WORK TO COMPLETE:
Write out the records below once more, exactly as they stand.

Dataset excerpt

-- Begin --

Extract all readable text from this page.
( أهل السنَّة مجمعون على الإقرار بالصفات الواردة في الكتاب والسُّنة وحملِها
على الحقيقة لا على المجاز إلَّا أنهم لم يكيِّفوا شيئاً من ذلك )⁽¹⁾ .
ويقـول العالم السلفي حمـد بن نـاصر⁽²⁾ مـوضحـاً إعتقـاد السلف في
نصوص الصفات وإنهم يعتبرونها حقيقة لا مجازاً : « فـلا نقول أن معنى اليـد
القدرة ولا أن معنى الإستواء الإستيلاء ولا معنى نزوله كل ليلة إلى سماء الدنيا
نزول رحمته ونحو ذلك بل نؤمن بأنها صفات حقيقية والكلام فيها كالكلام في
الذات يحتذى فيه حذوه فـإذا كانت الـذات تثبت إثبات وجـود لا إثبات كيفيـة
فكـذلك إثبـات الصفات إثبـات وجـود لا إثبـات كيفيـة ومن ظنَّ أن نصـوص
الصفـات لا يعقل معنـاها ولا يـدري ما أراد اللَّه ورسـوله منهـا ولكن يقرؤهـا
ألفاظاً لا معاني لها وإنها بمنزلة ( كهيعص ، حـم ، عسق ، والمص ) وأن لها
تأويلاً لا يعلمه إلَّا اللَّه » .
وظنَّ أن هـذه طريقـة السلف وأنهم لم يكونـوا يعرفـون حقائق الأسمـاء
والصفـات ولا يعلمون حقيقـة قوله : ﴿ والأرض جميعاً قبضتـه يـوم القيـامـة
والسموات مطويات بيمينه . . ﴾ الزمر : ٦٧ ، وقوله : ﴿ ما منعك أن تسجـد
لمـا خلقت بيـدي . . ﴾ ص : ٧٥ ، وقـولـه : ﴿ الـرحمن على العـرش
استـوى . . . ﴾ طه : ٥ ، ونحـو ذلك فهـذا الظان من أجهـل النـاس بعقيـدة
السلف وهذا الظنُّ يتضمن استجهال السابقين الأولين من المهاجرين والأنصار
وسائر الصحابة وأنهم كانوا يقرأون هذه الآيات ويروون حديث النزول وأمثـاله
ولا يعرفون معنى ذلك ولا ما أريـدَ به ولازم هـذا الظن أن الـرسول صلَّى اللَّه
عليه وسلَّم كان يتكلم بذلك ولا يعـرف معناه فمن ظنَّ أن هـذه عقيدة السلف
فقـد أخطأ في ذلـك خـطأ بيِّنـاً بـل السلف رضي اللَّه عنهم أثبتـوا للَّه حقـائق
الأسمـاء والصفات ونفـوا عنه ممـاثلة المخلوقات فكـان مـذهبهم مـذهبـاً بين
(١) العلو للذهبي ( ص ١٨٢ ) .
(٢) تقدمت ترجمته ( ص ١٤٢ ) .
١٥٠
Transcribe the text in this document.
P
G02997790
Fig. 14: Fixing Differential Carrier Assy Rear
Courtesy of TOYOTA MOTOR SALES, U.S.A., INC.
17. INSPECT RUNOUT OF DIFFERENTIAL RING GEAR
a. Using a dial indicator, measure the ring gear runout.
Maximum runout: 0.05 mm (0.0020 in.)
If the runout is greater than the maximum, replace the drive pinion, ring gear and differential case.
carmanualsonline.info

-- End --

ANSWER TO THE EXERCISE:
Extract all readable text from this page.
( أهل السنَّة مجمعون على الإقرار بالصفات الواردة في الكتاب والسُّنة وحملِها
على الحقيقة لا على المجاز إلَّا أنهم لم يكيِّفوا شيئاً من ذلك )⁽¹⁾ .
ويقـول العالم السلفي حمـد بن نـاصر⁽²⁾ مـوضحـاً إعتقـاد السلف في
نصوص الصفات وإنهم يعتبرونها حقيقة لا مجازاً : « فـلا نقول أن معنى اليـد
القدرة ولا أن معنى الإستواء الإستيلاء ولا معنى نزوله كل ليلة إلى سماء الدنيا
نزول رحمته ونحو ذلك بل نؤمن بأنها صفات حقيقية والكلام فيها كالكلام في
الذات يحتذى فيه حذوه فـإذا كانت الـذات تثبت إثبات وجـود لا إثبات كيفيـة
فكـذلك إثبـات الصفات إثبـات وجـود لا إثبـات كيفيـة ومن ظنَّ أن نصـوص
الصفـات لا يعقل معنـاها ولا يـدري ما أراد اللَّه ورسـوله منهـا ولكن يقرؤهـا
ألفاظاً لا معاني لها وإنها بمنزلة ( كهيعص ، حـم ، عسق ، والمص ) وأن لها
تأويلاً لا يعلمه إلَّا اللَّه » .
وظنَّ أن هـذه طريقـة السلف وأنهم لم يكونـوا يعرفـون حقائق الأسمـاء
والصفـات ولا يعلمون حقيقـة قوله : ﴿ والأرض جميعاً قبضتـه يـوم القيـامـة
والسموات مطويات بيمينه . . ﴾ الزمر : ٦٧ ، وقوله : ﴿ ما منعك أن تسجـد
لمـا خلقت بيـدي . . ﴾ ص : ٧٥ ، وقـولـه : ﴿ الـرحمن على العـرش
استـوى . . . ﴾ طه : ٥ ، ونحـو ذلك فهـذا الظان من أجهـل النـاس بعقيـدة
السلف وهذا الظنُّ يتضمن استجهال السابقين الأولين من المهاجرين والأنصار
وسائر الصحابة وأنهم كانوا يقرأون هذه الآيات ويروون حديث النزول وأمثـاله
ولا يعرفون معنى ذلك ولا ما أريـدَ به ولازم هـذا الظن أن الـرسول صلَّى اللَّه
عليه وسلَّم كان يتكلم بذلك ولا يعـرف معناه فمن ظنَّ أن هـذه عقيدة السلف
فقـد أخطأ في ذلـك خـطأ بيِّنـاً بـل السلف رضي اللَّه عنهم أثبتـوا للَّه حقـائق
الأسمـاء والصفات ونفـوا عنه ممـاثلة المخلوقات فكـان مـذهبهم مـذهبـاً بين
(١) العلو للذهبي ( ص ١٨٢ ) .
(٢) تقدمت ترجمته ( ص ١٤٢ ) .
١٥٠
Transcribe the text in this document.
P
G02997790
Fig. 14: Fixing Differential Carrier Assy Rear
Courtesy of TOYOTA MOTOR SALES, U.S.A., INC.
17. INSPECT RUNOUT OF DIFFERENTIAL RING GEAR
a. Using a dial indicator, measure the ring gear runout.
Maximum runout: 0.05 mm (0.0020 in.)
If the runout is greater than the maximum, replace the drive pinion, ring gear and differential case.
carmanualsonline.info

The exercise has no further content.